SHORT PROBLEM:
Wherever "amount" appears in a line, copy that line.
= = = = = = =
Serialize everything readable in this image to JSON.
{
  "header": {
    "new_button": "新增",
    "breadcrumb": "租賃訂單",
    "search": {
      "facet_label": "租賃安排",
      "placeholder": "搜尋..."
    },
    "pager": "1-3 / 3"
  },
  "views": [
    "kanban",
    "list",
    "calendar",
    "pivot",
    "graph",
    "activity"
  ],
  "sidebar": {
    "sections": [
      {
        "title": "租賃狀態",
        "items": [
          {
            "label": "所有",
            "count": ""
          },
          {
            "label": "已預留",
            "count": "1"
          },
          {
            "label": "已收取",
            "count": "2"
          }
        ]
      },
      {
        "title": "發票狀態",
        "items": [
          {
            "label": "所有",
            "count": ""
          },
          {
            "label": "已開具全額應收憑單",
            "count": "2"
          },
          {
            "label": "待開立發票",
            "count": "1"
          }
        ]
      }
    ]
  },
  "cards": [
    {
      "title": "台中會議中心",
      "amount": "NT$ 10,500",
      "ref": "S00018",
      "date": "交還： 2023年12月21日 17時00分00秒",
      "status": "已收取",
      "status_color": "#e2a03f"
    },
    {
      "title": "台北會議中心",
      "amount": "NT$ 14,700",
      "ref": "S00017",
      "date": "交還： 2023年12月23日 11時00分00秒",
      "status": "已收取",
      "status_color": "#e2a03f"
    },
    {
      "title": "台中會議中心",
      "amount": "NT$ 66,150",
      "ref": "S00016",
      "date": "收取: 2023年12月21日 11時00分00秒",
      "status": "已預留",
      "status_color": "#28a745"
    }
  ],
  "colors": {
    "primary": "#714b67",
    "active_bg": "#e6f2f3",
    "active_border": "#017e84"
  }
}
= = = = = = =
THE RESPONSE:
      "amount": "NT$ 10,500",
      "amount": "NT$ 14,700",
      "amount": "NT$ 66,150",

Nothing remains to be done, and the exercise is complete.